Written exercise: Write out the material exactly, with the pictures left out.

Raw data:
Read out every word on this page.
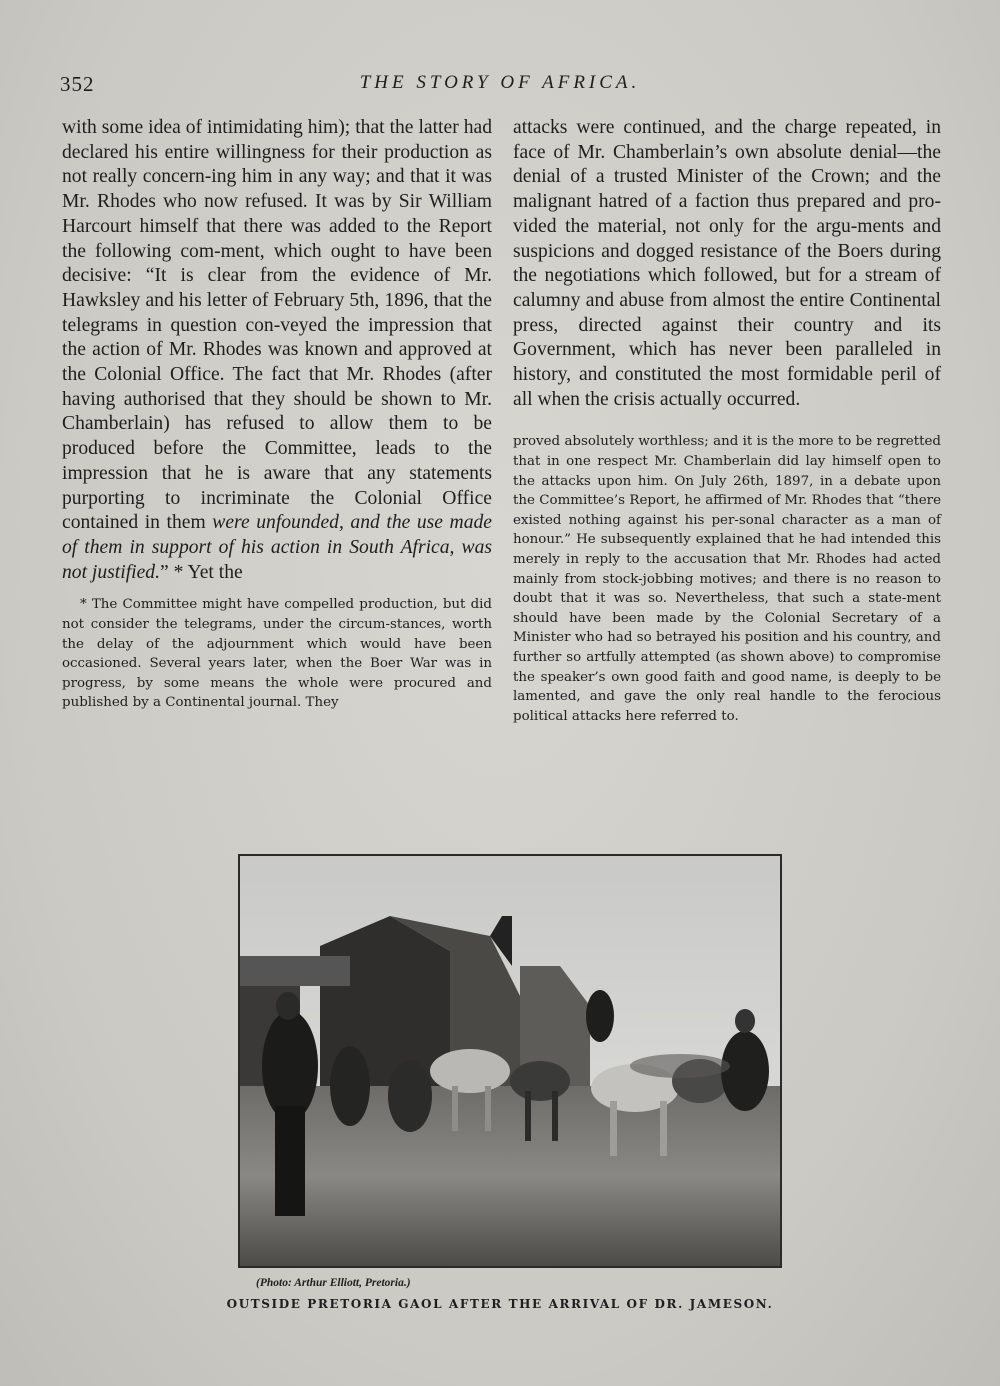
352	THE STORY OF AFRICA.

with some idea of intimidating him); that the latter had declared his entire willingness for their production as not really concern-ing him in any way; and that it was Mr. Rhodes who now refused. It was by Sir William Harcourt himself that there was added to the Report the following com-ment, which ought to have been decisive: “It is clear from the evidence of Mr. Hawksley and his letter of February 5th, 1896, that the telegrams in question con-veyed the impression that the action of Mr. Rhodes was known and approved at the Colonial Office. The fact that Mr. Rhodes (after having authorised that they should be shown to Mr. Chamberlain) has refused to allow them to be produced before the Committee, leads to the impression that he is aware that any statements purporting to incriminate the Colonial Office contained in them were unfounded, and the use made of them in support of his action in South Africa, was not justified.” * Yet the

* The Committee might have compelled production, but did not consider the telegrams, under the circum-stances, worth the delay of the adjournment which would have been occasioned. Several years later, when the Boer War was in progress, by some means the whole were procured and published by a Continental journal. They

attacks were continued, and the charge repeated, in face of Mr. Chamberlain’s own absolute denial—the denial of a trusted Minister of the Crown; and the malignant hatred of a faction thus prepared and pro-vided the material, not only for the argu-ments and suspicions and dogged resistance of the Boers during the negotiations which followed, but for a stream of calumny and abuse from almost the entire Continental press, directed against their country and its Government, which has never been paralleled in history, and constituted the most formidable peril of all when the crisis actually occurred.

proved absolutely worthless; and it is the more to be regretted that in one respect Mr. Chamberlain did lay himself open to the attacks upon him. On July 26th, 1897, in a debate upon the Committee’s Report, he affirmed of Mr. Rhodes that “there existed nothing against his per-sonal character as a man of honour.” He subsequently explained that he had intended this merely in reply to the accusation that Mr. Rhodes had acted mainly from stock-jobbing motives; and there is no reason to doubt that it was so. Nevertheless, that such a state-ment should have been made by the Colonial Secretary of a Minister who had so betrayed his position and his country, and further so artfully attempted (as shown above) to compromise the speaker’s own good faith and good name, is deeply to be lamented, and gave the only real handle to the ferocious political attacks here referred to.

(Photo: Arthur Elliott, Pretoria.)
OUTSIDE PRETORIA GAOL AFTER THE ARRIVAL OF DR. JAMESON.
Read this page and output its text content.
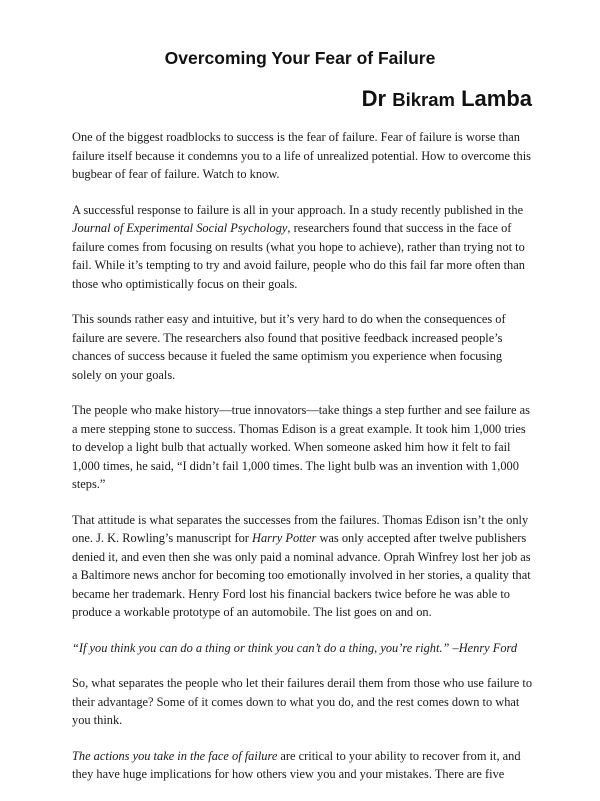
Overcoming Your Fear of Failure
Dr Bikram Lamba

One of the biggest roadblocks to success is the fear of failure. Fear of failure is worse than failure itself because it condemns you to a life of unrealized potential. How to overcome this bugbear of fear of failure. Watch to know.

A successful response to failure is all in your approach. In a study recently published in the Journal of Experimental Social Psychology, researchers found that success in the face of failure comes from focusing on results (what you hope to achieve), rather than trying not to fail. While it’s tempting to try and avoid failure, people who do this fail far more often than those who optimistically focus on their goals.

This sounds rather easy and intuitive, but it’s very hard to do when the consequences of failure are severe. The researchers also found that positive feedback increased people’s chances of success because it fueled the same optimism you experience when focusing solely on your goals.

The people who make history—true innovators—take things a step further and see failure as a mere stepping stone to success. Thomas Edison is a great example. It took him 1,000 tries to develop a light bulb that actually worked. When someone asked him how it felt to fail 1,000 times, he said, “I didn’t fail 1,000 times. The light bulb was an invention with 1,000 steps.”

That attitude is what separates the successes from the failures. Thomas Edison isn’t the only one. J. K. Rowling’s manuscript for Harry Potter was only accepted after twelve publishers denied it, and even then she was only paid a nominal advance. Oprah Winfrey lost her job as a Baltimore news anchor for becoming too emotionally involved in her stories, a quality that became her trademark. Henry Ford lost his financial backers twice before he was able to produce a workable prototype of an automobile. The list goes on and on.

“If you think you can do a thing or think you can’t do a thing, you’re right.” –Henry Ford

So, what separates the people who let their failures derail them from those who use failure to their advantage? Some of it comes down to what you do, and the rest comes down to what you think.

The actions you take in the face of failure are critical to your ability to recover from it, and they have huge implications for how others view you and your mistakes. There are five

Exercise result:
Read out every word on this page.
352	THE STORY OF AFRICA.

with some idea of intimidating him); that the latter had declared his entire willingness for their production as not really concern-ing him in any way; and that it was Mr. Rhodes who now refused. It was by Sir William Harcourt himself that there was added to the Report the following com-ment, which ought to have been decisive: “It is clear from the evidence of Mr. Hawksley and his letter of February 5th, 1896, that the telegrams in question con-veyed the impression that the action of Mr. Rhodes was known and approved at the Colonial Office. The fact that Mr. Rhodes (after having authorised that they should be shown to Mr. Chamberlain) has refused to allow them to be produced before the Committee, leads to the impression that he is aware that any statements purporting to incriminate the Colonial Office contained in them were unfounded, and the use made of them in support of his action in South Africa, was not justified.” * Yet the

* The Committee might have compelled production, but did not consider the telegrams, under the circum-stances, worth the delay of the adjournment which would have been occasioned. Several years later, when the Boer War was in progress, by some means the whole were procured and published by a Continental journal. They

attacks were continued, and the charge repeated, in face of Mr. Chamberlain’s own absolute denial—the denial of a trusted Minister of the Crown; and the malignant hatred of a faction thus prepared and pro-vided the material, not only for the argu-ments and suspicions and dogged resistance of the Boers during the negotiations which followed, but for a stream of calumny and abuse from almost the entire Continental press, directed against their country and its Government, which has never been paralleled in history, and constituted the most formidable peril of all when the crisis actually occurred.

proved absolutely worthless; and it is the more to be regretted that in one respect Mr. Chamberlain did lay himself open to the attacks upon him. On July 26th, 1897, in a debate upon the Committee’s Report, he affirmed of Mr. Rhodes that “there existed nothing against his per-sonal character as a man of honour.” He subsequently explained that he had intended this merely in reply to the accusation that Mr. Rhodes had acted mainly from stock-jobbing motives; and there is no reason to doubt that it was so. Nevertheless, that such a state-ment should have been made by the Colonial Secretary of a Minister who had so betrayed his position and his country, and further so artfully attempted (as shown above) to compromise the speaker’s own good faith and good name, is deeply to be lamented, and gave the only real handle to the ferocious political attacks here referred to.

(Photo: Arthur Elliott, Pretoria.)
OUTSIDE PRETORIA GAOL AFTER THE ARRIVAL OF DR. JAMESON.
Read this page and output its text content.
Overcoming Your Fear of Failure
Dr Bikram Lamba

One of the biggest roadblocks to success is the fear of failure. Fear of failure is worse than failure itself because it condemns you to a life of unrealized potential. How to overcome this bugbear of fear of failure. Watch to know.

A successful response to failure is all in your approach. In a study recently published in the Journal of Experimental Social Psychology, researchers found that success in the face of failure comes from focusing on results (what you hope to achieve), rather than trying not to fail. While it’s tempting to try and avoid failure, people who do this fail far more often than those who optimistically focus on their goals.

This sounds rather easy and intuitive, but it’s very hard to do when the consequences of failure are severe. The researchers also found that positive feedback increased people’s chances of success because it fueled the same optimism you experience when focusing solely on your goals.

The people who make history—true innovators—take things a step further and see failure as a mere stepping stone to success. Thomas Edison is a great example. It took him 1,000 tries to develop a light bulb that actually worked. When someone asked him how it felt to fail 1,000 times, he said, “I didn’t fail 1,000 times. The light bulb was an invention with 1,000 steps.”

That attitude is what separates the successes from the failures. Thomas Edison isn’t the only one. J. K. Rowling’s manuscript for Harry Potter was only accepted after twelve publishers denied it, and even then she was only paid a nominal advance. Oprah Winfrey lost her job as a Baltimore news anchor for becoming too emotionally involved in her stories, a quality that became her trademark. Henry Ford lost his financial backers twice before he was able to produce a workable prototype of an automobile. The list goes on and on.

“If you think you can do a thing or think you can’t do a thing, you’re right.” –Henry Ford

So, what separates the people who let their failures derail them from those who use failure to their advantage? Some of it comes down to what you do, and the rest comes down to what you think.

The actions you take in the face of failure are critical to your ability to recover from it, and they have huge implications for how others view you and your mistakes. There are five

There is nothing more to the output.